### PASSAGE À LIRE ###

Le
Vatican n'a pas attendu l'arrivée au pontificat
du cardinal Ratzinger pour orchestrer au niveau européen
une opération réactionnaire tous azimuts
contre ce que l'Église estime être les "péchés
capitaux" de la société moderne.
Sa
lutte contre le "blasphème", qui entre
dans ce cadre, est en fait une lutte contre la liberté d'expression.
Les intégristes catholiques,
malgré (ou à cause) de l'effondrement de l'influence
de leurs valeurs dans notre société, luttent
ouvertement depuis quelques années contre ce qu'ils
considèrent comme les plaies de notre société :
le " libertinage " sexuel, la contraception, le
divorce, l'avortement, l'euthanasie, l'usage du préservatif
et l'homosexualité... On connaît moins la campagne
anti-blasphème menée parallèlement en
Europe par les milieux intégristes catholiques pour
faire disparaître de l'espace public les affiches,
spectacles ou émissions qu'ils jugent " blasphématoires ".
On savait la force, l'efficacité et la violence du
lobby intégriste aux États-Unis. Il n'est plus
nécessaire aujourd'hui pour rencontrer ce genre d'actions
de traverser l'Atlantique.
L'Europe
contaminée
Les offensives intégristes
contre la laïcité connaissent un regain manifeste
en Europe. Elles sont coordonnées au niveau européen
par un lobby catholique officiel qui est situé à Bruxelles
(1) et compte bien influencer les décisions
européennes. Constitution, lois anti-avortements,
protection du mariage " traditionnel "... Ce lobby
fait feu de tout bois. Et les créatifs (artistes,
publicitaires, écrivains...) n'ont qu'à bien
se tenir...
En
France, par exemple, on se souvient que " Je
vous salue Marie " de Jean-Luc Godard (1985) puis " La
dernière tentation du Christ " de Martin
Scorcese (1988) avaient déclenché l'ire
catholique. Plus récemment, en mars 2005, la justice
française a donné satisfaction aux milieux
religieux en prononçant l'interdiction d'une publicité de
la maison de mode Marithé et François Girbaud
qui présentait une parodie de la dernière
Cène, représentée par des jeunes
femmes, pourtant pudiquement habillées des vêtements
de la marque. Ce sont les évêques français
qui, par le biais de l'association " Croyance et
libertés ", ont intenté cette action.
La
Belgique, pas épargnée.

### EXTRAITS DE DONNÉES ###

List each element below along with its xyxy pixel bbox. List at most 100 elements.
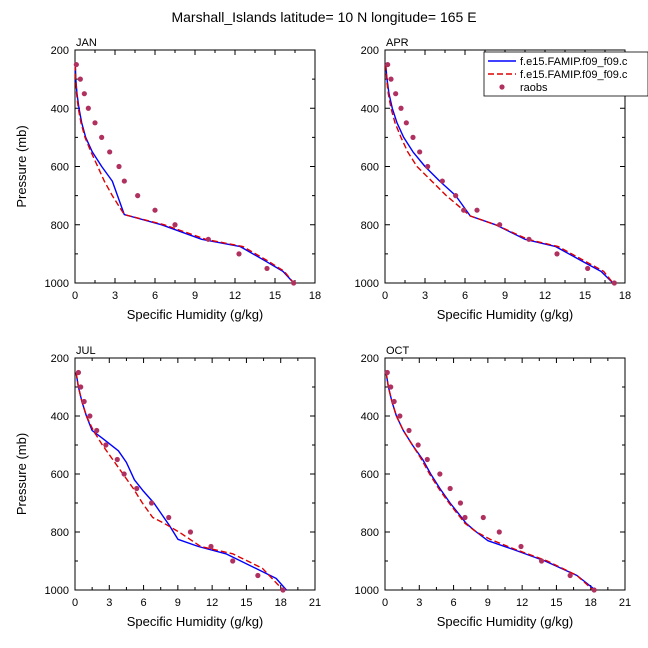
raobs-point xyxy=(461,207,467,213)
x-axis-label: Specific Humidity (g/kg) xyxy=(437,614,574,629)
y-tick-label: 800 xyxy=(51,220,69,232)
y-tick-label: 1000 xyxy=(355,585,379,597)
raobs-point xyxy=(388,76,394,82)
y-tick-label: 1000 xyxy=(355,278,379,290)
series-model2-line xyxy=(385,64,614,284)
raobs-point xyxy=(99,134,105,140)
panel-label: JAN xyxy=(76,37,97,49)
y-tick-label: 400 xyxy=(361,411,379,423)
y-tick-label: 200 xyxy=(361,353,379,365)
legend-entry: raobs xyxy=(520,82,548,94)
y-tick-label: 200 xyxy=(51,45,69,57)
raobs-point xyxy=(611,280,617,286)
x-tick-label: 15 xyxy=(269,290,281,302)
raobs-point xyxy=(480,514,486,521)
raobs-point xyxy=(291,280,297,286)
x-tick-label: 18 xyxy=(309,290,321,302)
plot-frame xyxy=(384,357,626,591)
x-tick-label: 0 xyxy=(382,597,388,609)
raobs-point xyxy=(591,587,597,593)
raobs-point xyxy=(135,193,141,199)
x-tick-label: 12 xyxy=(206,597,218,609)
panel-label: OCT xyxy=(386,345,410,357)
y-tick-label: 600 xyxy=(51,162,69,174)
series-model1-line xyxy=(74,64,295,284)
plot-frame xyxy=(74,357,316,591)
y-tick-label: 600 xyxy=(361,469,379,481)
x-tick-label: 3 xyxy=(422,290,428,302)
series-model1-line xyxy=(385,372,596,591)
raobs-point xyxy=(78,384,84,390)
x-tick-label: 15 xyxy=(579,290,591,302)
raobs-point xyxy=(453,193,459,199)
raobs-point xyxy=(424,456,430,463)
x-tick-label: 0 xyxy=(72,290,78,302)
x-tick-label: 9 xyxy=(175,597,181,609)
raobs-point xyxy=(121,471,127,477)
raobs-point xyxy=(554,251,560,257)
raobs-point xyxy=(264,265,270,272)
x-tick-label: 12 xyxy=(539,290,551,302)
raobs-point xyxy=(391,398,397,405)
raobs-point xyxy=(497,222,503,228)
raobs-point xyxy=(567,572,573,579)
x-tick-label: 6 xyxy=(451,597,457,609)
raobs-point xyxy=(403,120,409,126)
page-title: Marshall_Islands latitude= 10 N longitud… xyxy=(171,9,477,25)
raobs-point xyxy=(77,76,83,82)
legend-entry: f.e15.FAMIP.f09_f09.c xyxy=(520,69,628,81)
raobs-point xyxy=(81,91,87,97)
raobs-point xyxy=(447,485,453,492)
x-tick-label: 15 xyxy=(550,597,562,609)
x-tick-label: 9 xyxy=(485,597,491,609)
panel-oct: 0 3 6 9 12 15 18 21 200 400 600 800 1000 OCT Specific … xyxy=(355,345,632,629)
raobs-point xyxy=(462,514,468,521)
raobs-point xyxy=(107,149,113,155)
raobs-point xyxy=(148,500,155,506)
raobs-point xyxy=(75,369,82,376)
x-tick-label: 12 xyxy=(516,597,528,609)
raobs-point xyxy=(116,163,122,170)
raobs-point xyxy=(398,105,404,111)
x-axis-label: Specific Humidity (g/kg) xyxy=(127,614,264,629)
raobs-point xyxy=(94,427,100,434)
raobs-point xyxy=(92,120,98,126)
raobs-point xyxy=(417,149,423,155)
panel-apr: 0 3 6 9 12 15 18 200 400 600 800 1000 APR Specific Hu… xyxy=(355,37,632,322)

###

> **TRAVAIL DEMANDÉ**
Recopiez fidèlement un fragment du passage à lire, en commençant par « On savait la » et en poursuivant jusqu'à « de traverser l'Atlantique. ».

> **RÉPONSE ATTENDUE**
On savait la force, l'efficacité et la violence du
lobby intégriste aux États-Unis. Il n'est plus
nécessaire aujourd'hui pour rencontrer ce genre d'actions
de traverser l'Atlantique.